*REQUIREMENTS*. Repeat the data that follows, word for word, without the images.

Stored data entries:
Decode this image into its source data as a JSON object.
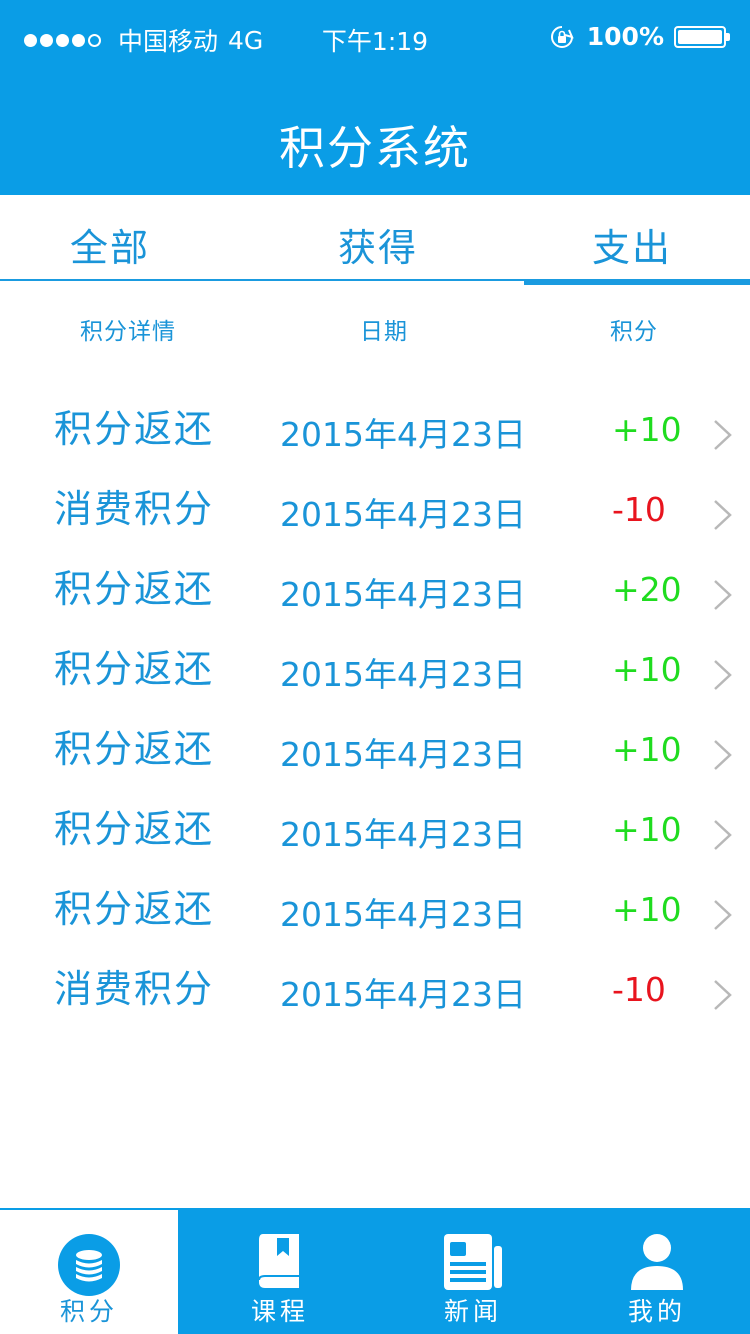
{
  "status_bar": {
    "carrier": "中国移动",
    "network": "4G",
    "time": "下午1:19",
    "battery": "100%"
  },
  "nav": {
    "title": "积分系统"
  },
  "tabs": [
    {
      "label": "全部"
    },
    {
      "label": "获得"
    },
    {
      "label": "支出",
      "active": true
    }
  ],
  "columns": {
    "detail": "积分详情",
    "date": "日期",
    "points": "积分"
  },
  "records": [
    {
      "name": "积分返还",
      "date": "2015年4月23日",
      "points": "+10"
    },
    {
      "name": "消费积分",
      "date": "2015年4月23日",
      "points": "-10"
    },
    {
      "name": "积分返还",
      "date": "2015年4月23日",
      "points": "+20"
    },
    {
      "name": "积分返还",
      "date": "2015年4月23日",
      "points": "+10"
    },
    {
      "name": "积分返还",
      "date": "2015年4月23日",
      "points": "+10"
    },
    {
      "name": "积分返还",
      "date": "2015年4月23日",
      "points": "+10"
    },
    {
      "name": "积分返还",
      "date": "2015年4月23日",
      "points": "+10"
    },
    {
      "name": "消费积分",
      "date": "2015年4月23日",
      "points": "-10"
    }
  ],
  "tabbar": {
    "points": "积分",
    "courses": "课程",
    "news": "新闻",
    "mine": "我的"
  },
  "colors": {
    "brand": "#0a9de6",
    "text_blue": "#1a94d8",
    "positive": "#1fdc1f",
    "negative": "#e8141e"
  }
}
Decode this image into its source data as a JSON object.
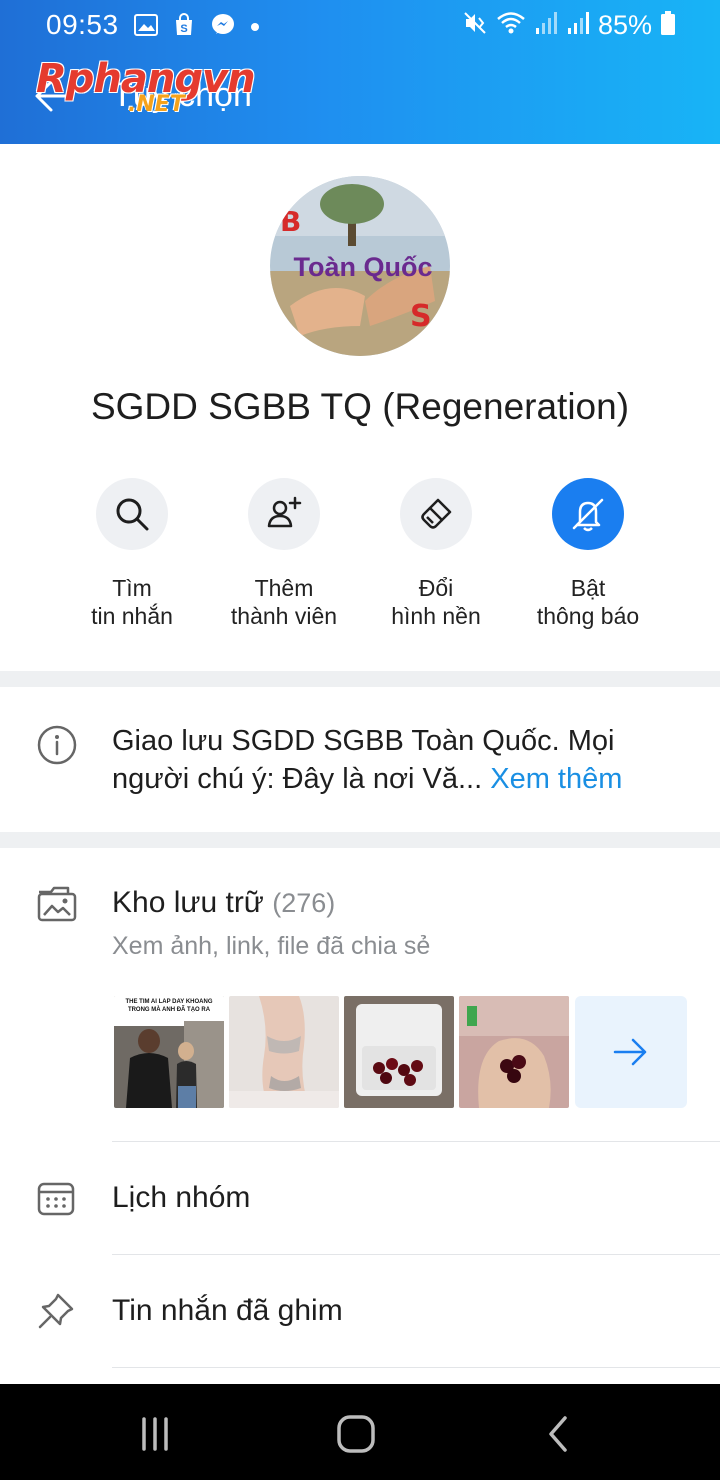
{
  "status_bar": {
    "time": "09:53",
    "battery": "85%"
  },
  "app_bar": {
    "title": "Tùy chọn",
    "watermark": "Rphangvn",
    "watermark_sub": ".NET"
  },
  "group": {
    "avatar_text": "Toàn Quốc",
    "name": "SGDD SGBB TQ (Regeneration)"
  },
  "actions": [
    {
      "line1": "Tìm",
      "line2": "tin nhắn",
      "icon": "search-icon"
    },
    {
      "line1": "Thêm",
      "line2": "thành viên",
      "icon": "add-member-icon"
    },
    {
      "line1": "Đổi",
      "line2": "hình nền",
      "icon": "paint-brush-icon"
    },
    {
      "line1": "Bật",
      "line2": "thông báo",
      "icon": "bell-off-icon"
    }
  ],
  "info": {
    "text": "Giao lưu SGDD SGBB Toàn Quốc. Mọi người chú ý: Đây là nơi Vă...",
    "see_more": "Xem thêm"
  },
  "storage": {
    "title": "Kho lưu trữ",
    "count": "(276)",
    "subtitle": "Xem ảnh, link, file đã chia sẻ",
    "thumb_caption": "THE TIM AI LAP DAY KHOANG TRONG MÀ ANH ĐÃ TẠO RA"
  },
  "menu": {
    "calendar": "Lịch nhóm",
    "pinned": "Tin nhắn đã ghim"
  },
  "colors": {
    "accent": "#1a7ef0",
    "link": "#1a8fe3",
    "header_start": "#1f6fd6",
    "header_end": "#18b4f6"
  }
}
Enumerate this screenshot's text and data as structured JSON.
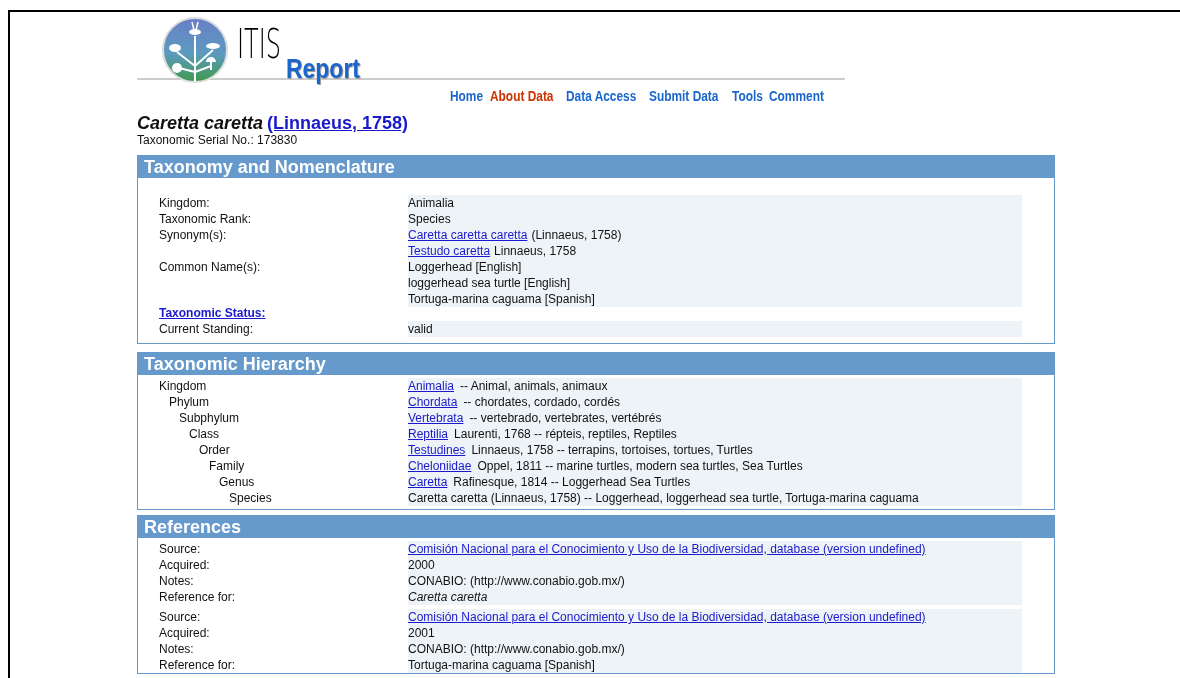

*FINISHED TASK*.
Decode this image into its source data as a JSON object.
{
  "status_bar": {
    "carrier": "中国移动",
    "network": "4G",
    "time": "下午1:19",
    "battery": "100%"
  },
  "nav": {
    "title": "积分系统"
  },
  "tabs": [
    {
      "label": "全部"
    },
    {
      "label": "获得"
    },
    {
      "label": "支出",
      "active": true
    }
  ],
  "columns": {
    "detail": "积分详情",
    "date": "日期",
    "points": "积分"
  },
  "records": [
    {
      "name": "积分返还",
      "date": "2015年4月23日",
      "points": "+10"
    },
    {
      "name": "消费积分",
      "date": "2015年4月23日",
      "points": "-10"
    },
    {
      "name": "积分返还",
      "date": "2015年4月23日",
      "points": "+20"
    },
    {
      "name": "积分返还",
      "date": "2015年4月23日",
      "points": "+10"
    },
    {
      "name": "积分返还",
      "date": "2015年4月23日",
      "points": "+10"
    },
    {
      "name": "积分返还",
      "date": "2015年4月23日",
      "points": "+10"
    },
    {
      "name": "积分返还",
      "date": "2015年4月23日",
      "points": "+10"
    },
    {
      "name": "消费积分",
      "date": "2015年4月23日",
      "points": "-10"
    }
  ],
  "tabbar": {
    "points": "积分",
    "courses": "课程",
    "news": "新闻",
    "mine": "我的"
  },
  "colors": {
    "brand": "#0a9de6",
    "text_blue": "#1a94d8",
    "positive": "#1fdc1f",
    "negative": "#e8141e"
  }
}
Decode this image into its source data as a JSON object.
{
  "status_bar": {
    "time": "09:53",
    "battery": "85%"
  },
  "app_bar": {
    "title": "Tùy chọn",
    "watermark": "Rphangvn",
    "watermark_sub": ".NET"
  },
  "group": {
    "avatar_text": "Toàn Quốc",
    "name": "SGDD SGBB TQ (Regeneration)"
  },
  "actions": [
    {
      "line1": "Tìm",
      "line2": "tin nhắn",
      "icon": "search-icon"
    },
    {
      "line1": "Thêm",
      "line2": "thành viên",
      "icon": "add-member-icon"
    },
    {
      "line1": "Đổi",
      "line2": "hình nền",
      "icon": "paint-brush-icon"
    },
    {
      "line1": "Bật",
      "line2": "thông báo",
      "icon": "bell-off-icon"
    }
  ],
  "info": {
    "text": "Giao lưu SGDD SGBB Toàn Quốc. Mọi người chú ý: Đây là nơi Vă...",
    "see_more": "Xem thêm"
  },
  "storage": {
    "title": "Kho lưu trữ",
    "count": "(276)",
    "subtitle": "Xem ảnh, link, file đã chia sẻ",
    "thumb_caption": "THE TIM AI LAP DAY KHOANG TRONG MÀ ANH ĐÃ TẠO RA"
  },
  "menu": {
    "calendar": "Lịch nhóm",
    "pinned": "Tin nhắn đã ghim"
  },
  "colors": {
    "accent": "#1a7ef0",
    "link": "#1a8fe3",
    "header_start": "#1f6fd6",
    "header_end": "#18b4f6"
  }
}
Enumerate this screenshot's text and data as structured JSON.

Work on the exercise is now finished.